--- Start Material to process ---

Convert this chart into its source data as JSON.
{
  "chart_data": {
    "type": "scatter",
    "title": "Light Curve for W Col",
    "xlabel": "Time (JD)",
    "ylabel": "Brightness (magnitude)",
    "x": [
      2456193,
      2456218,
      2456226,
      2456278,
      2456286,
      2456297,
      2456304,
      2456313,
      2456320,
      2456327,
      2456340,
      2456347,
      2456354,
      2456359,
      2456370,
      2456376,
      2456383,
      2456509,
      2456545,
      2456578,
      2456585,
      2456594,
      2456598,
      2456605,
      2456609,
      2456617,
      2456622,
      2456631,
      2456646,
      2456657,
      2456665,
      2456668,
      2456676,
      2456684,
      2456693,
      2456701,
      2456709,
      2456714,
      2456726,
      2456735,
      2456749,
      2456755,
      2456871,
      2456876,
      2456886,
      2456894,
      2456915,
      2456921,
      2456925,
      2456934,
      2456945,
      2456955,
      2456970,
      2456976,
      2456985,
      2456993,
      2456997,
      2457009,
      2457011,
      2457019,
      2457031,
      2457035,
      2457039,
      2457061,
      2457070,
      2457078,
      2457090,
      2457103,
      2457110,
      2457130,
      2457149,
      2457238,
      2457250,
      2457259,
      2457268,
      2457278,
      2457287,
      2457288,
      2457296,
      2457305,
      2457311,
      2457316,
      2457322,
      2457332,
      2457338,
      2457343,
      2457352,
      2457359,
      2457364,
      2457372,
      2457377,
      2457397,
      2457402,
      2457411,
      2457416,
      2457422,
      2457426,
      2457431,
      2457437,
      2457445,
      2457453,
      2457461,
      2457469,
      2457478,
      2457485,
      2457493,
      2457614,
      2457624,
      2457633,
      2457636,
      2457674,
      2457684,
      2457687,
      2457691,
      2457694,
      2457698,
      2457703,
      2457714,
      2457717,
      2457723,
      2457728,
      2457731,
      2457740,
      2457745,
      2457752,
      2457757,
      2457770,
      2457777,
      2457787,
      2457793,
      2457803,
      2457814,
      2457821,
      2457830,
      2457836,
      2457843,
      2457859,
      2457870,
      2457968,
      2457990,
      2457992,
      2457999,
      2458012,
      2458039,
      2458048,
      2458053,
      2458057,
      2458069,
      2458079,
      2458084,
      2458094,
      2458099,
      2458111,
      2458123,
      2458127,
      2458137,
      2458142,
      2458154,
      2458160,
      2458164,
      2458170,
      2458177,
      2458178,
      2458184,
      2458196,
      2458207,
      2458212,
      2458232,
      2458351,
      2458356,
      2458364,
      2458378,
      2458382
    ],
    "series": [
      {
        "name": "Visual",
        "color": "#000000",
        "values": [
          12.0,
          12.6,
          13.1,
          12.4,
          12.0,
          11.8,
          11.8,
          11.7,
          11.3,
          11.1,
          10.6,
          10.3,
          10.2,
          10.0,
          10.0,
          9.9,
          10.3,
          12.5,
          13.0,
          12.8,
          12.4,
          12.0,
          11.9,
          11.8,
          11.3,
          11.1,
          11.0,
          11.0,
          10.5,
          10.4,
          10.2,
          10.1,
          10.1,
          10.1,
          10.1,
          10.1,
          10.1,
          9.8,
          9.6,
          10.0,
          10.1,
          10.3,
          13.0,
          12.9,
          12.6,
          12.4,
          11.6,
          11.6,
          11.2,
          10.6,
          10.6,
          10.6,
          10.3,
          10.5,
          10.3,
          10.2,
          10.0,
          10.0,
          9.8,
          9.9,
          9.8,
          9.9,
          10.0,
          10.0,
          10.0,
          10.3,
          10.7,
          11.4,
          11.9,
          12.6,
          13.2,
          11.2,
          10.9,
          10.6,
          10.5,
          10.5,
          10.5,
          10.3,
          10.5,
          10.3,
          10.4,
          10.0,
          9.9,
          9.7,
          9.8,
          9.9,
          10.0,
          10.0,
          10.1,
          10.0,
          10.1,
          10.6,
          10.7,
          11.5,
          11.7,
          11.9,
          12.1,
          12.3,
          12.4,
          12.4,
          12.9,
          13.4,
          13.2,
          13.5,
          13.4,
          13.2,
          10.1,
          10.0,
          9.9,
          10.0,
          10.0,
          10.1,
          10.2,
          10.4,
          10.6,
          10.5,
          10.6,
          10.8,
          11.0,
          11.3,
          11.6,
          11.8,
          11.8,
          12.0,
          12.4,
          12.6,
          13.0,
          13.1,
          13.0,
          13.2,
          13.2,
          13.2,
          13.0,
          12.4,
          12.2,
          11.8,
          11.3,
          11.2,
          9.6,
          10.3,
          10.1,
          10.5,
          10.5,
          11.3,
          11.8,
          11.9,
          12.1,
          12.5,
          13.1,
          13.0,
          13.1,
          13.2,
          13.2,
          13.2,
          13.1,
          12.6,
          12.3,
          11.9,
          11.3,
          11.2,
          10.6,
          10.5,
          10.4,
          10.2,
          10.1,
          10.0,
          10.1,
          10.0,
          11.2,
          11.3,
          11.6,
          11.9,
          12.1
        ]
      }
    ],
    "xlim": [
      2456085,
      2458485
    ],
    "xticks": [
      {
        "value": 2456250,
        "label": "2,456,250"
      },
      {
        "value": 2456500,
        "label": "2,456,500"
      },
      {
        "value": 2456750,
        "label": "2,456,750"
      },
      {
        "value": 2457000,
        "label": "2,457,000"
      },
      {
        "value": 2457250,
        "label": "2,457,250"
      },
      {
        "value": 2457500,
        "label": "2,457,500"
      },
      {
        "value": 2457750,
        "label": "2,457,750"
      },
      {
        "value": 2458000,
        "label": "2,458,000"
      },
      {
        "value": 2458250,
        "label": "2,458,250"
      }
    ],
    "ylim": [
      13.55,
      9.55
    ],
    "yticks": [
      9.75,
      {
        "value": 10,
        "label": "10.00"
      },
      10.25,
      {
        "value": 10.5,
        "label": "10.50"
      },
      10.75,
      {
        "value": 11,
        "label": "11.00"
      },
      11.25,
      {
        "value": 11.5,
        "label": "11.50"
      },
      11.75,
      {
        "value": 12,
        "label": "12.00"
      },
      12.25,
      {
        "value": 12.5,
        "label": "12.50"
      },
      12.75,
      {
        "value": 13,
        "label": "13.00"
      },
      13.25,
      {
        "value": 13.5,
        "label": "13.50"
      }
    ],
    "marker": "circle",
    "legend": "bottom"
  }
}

--- End Material to process ---

Your task is to extract all of the records exactly.

Convert this chart into its source data as JSON.
{
  "chart_data": {
    "type": "scatter",
    "title": "Light Curve for W Col",
    "xlabel": "Time (JD)",
    "ylabel": "Brightness (magnitude)",
    "x": [
      2456193,
      2456218,
      2456226,
      2456278,
      2456286,
      2456297,
      2456304,
      2456313,
      2456320,
      2456327,
      2456340,
      2456347,
      2456354,
      2456359,
      2456370,
      2456376,
      2456383,
      2456509,
      2456545,
      2456578,
      2456585,
      2456594,
      2456598,
      2456605,
      2456609,
      2456617,
      2456622,
      2456631,
      2456646,
      2456657,
      2456665,
      2456668,
      2456676,
      2456684,
      2456693,
      2456701,
      2456709,
      2456714,
      2456726,
      2456735,
      2456749,
      2456755,
      2456871,
      2456876,
      2456886,
      2456894,
      2456915,
      2456921,
      2456925,
      2456934,
      2456945,
      2456955,
      2456970,
      2456976,
      2456985,
      2456993,
      2456997,
      2457009,
      2457011,
      2457019,
      2457031,
      2457035,
      2457039,
      2457061,
      2457070,
      2457078,
      2457090,
      2457103,
      2457110,
      2457130,
      2457149,
      2457238,
      2457250,
      2457259,
      2457268,
      2457278,
      2457287,
      2457288,
      2457296,
      2457305,
      2457311,
      2457316,
      2457322,
      2457332,
      2457338,
      2457343,
      2457352,
      2457359,
      2457364,
      2457372,
      2457377,
      2457397,
      2457402,
      2457411,
      2457416,
      2457422,
      2457426,
      2457431,
      2457437,
      2457445,
      2457453,
      2457461,
      2457469,
      2457478,
      2457485,
      2457493,
      2457614,
      2457624,
      2457633,
      2457636,
      2457674,
      2457684,
      2457687,
      2457691,
      2457694,
      2457698,
      2457703,
      2457714,
      2457717,
      2457723,
      2457728,
      2457731,
      2457740,
      2457745,
      2457752,
      2457757,
      2457770,
      2457777,
      2457787,
      2457793,
      2457803,
      2457814,
      2457821,
      2457830,
      2457836,
      2457843,
      2457859,
      2457870,
      2457968,
      2457990,
      2457992,
      2457999,
      2458012,
      2458039,
      2458048,
      2458053,
      2458057,
      2458069,
      2458079,
      2458084,
      2458094,
      2458099,
      2458111,
      2458123,
      2458127,
      2458137,
      2458142,
      2458154,
      2458160,
      2458164,
      2458170,
      2458177,
      2458178,
      2458184,
      2458196,
      2458207,
      2458212,
      2458232,
      2458351,
      2458356,
      2458364,
      2458378,
      2458382
    ],
    "series": [
      {
        "name": "Visual",
        "color": "#000000",
        "values": [
          12.0,
          12.6,
          13.1,
          12.4,
          12.0,
          11.8,
          11.8,
          11.7,
          11.3,
          11.1,
          10.6,
          10.3,
          10.2,
          10.0,
          10.0,
          9.9,
          10.3,
          12.5,
          13.0,
          12.8,
          12.4,
          12.0,
          11.9,
          11.8,
          11.3,
          11.1,
          11.0,
          11.0,
          10.5,
          10.4,
          10.2,
          10.1,
          10.1,
          10.1,
          10.1,
          10.1,
          10.1,
          9.8,
          9.6,
          10.0,
          10.1,
          10.3,
          13.0,
          12.9,
          12.6,
          12.4,
          11.6,
          11.6,
          11.2,
          10.6,
          10.6,
          10.6,
          10.3,
          10.5,
          10.3,
          10.2,
          10.0,
          10.0,
          9.8,
          9.9,
          9.8,
          9.9,
          10.0,
          10.0,
          10.0,
          10.3,
          10.7,
          11.4,
          11.9,
          12.6,
          13.2,
          11.2,
          10.9,
          10.6,
          10.5,
          10.5,
          10.5,
          10.3,
          10.5,
          10.3,
          10.4,
          10.0,
          9.9,
          9.7,
          9.8,
          9.9,
          10.0,
          10.0,
          10.1,
          10.0,
          10.1,
          10.6,
          10.7,
          11.5,
          11.7,
          11.9,
          12.1,
          12.3,
          12.4,
          12.4,
          12.9,
          13.4,
          13.2,
          13.5,
          13.4,
          13.2,
          10.1,
          10.0,
          9.9,
          10.0,
          10.0,
          10.1,
          10.2,
          10.4,
          10.6,
          10.5,
          10.6,
          10.8,
          11.0,
          11.3,
          11.6,
          11.8,
          11.8,
          12.0,
          12.4,
          12.6,
          13.0,
          13.1,
          13.0,
          13.2,
          13.2,
          13.2,
          13.0,
          12.4,
          12.2,
          11.8,
          11.3,
          11.2,
          9.6,
          10.3,
          10.1,
          10.5,
          10.5,
          11.3,
          11.8,
          11.9,
          12.1,
          12.5,
          13.1,
          13.0,
          13.1,
          13.2,
          13.2,
          13.2,
          13.1,
          12.6,
          12.3,
          11.9,
          11.3,
          11.2,
          10.6,
          10.5,
          10.4,
          10.2,
          10.1,
          10.0,
          10.1,
          10.0,
          11.2,
          11.3,
          11.6,
          11.9,
          12.1
        ]
      }
    ],
    "xlim": [
      2456085,
      2458485
    ],
    "xticks": [
      {
        "value": 2456250,
        "label": "2,456,250"
      },
      {
        "value": 2456500,
        "label": "2,456,500"
      },
      {
        "value": 2456750,
        "label": "2,456,750"
      },
      {
        "value": 2457000,
        "label": "2,457,000"
      },
      {
        "value": 2457250,
        "label": "2,457,250"
      },
      {
        "value": 2457500,
        "label": "2,457,500"
      },
      {
        "value": 2457750,
        "label": "2,457,750"
      },
      {
        "value": 2458000,
        "label": "2,458,000"
      },
      {
        "value": 2458250,
        "label": "2,458,250"
      }
    ],
    "ylim": [
      13.55,
      9.55
    ],
    "yticks": [
      9.75,
      {
        "value": 10,
        "label": "10.00"
      },
      10.25,
      {
        "value": 10.5,
        "label": "10.50"
      },
      10.75,
      {
        "value": 11,
        "label": "11.00"
      },
      11.25,
      {
        "value": 11.5,
        "label": "11.50"
      },
      11.75,
      {
        "value": 12,
        "label": "12.00"
      },
      12.25,
      {
        "value": 12.5,
        "label": "12.50"
      },
      12.75,
      {
        "value": 13,
        "label": "13.00"
      },
      13.25,
      {
        "value": 13.5,
        "label": "13.50"
      }
    ],
    "marker": "circle",
    "legend": "bottom"
  }
}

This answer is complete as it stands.